Collected data entries:
......

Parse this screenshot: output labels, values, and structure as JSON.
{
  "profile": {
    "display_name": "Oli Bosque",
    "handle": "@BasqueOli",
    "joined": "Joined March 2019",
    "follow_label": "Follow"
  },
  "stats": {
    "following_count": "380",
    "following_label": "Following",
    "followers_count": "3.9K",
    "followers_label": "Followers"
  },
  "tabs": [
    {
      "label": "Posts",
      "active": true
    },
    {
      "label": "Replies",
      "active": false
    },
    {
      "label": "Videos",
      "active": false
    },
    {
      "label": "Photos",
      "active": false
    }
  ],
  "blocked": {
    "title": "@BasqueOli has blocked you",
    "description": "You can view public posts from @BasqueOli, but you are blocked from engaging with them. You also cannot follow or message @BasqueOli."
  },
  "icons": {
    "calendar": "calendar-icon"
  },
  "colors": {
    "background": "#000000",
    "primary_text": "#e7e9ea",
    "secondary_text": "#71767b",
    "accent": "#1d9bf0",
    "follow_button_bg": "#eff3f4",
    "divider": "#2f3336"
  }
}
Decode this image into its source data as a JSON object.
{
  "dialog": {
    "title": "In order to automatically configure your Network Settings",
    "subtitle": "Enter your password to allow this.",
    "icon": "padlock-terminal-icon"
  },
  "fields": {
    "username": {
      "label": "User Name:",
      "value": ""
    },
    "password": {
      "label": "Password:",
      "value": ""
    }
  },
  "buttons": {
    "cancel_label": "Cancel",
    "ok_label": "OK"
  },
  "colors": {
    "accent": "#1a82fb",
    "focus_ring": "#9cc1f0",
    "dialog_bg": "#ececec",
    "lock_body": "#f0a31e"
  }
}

......

What is being asked → Work out how many lines above contain the word "your". Give only the number.

The result → 2